Output a single figure: the number of lines in which the word "path" appears.

Extracted data entries
* Begin *
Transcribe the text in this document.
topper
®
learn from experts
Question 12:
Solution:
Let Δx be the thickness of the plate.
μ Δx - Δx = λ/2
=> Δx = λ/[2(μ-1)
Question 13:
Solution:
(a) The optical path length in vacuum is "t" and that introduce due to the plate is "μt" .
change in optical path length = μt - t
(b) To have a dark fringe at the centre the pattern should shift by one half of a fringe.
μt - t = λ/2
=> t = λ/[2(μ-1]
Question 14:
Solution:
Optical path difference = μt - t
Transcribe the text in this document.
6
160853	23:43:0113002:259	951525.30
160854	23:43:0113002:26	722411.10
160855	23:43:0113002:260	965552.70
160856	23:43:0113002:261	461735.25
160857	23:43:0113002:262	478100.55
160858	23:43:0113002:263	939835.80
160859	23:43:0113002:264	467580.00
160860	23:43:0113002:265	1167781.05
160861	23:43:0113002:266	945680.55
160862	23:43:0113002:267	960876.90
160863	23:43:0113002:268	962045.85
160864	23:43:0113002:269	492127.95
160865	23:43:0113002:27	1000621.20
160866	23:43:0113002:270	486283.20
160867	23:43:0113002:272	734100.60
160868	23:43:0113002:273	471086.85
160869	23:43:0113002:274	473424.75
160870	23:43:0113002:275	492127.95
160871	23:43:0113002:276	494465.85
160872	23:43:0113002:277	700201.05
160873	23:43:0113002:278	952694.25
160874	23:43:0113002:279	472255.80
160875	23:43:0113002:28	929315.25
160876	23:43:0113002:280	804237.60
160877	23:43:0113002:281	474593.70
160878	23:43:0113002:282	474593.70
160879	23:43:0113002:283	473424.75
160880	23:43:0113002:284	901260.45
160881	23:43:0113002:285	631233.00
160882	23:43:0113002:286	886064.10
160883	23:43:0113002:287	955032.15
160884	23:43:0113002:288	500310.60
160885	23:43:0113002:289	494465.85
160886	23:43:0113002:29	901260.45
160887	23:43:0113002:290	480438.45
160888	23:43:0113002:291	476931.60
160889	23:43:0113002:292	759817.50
* End *
■ **Task solution**
3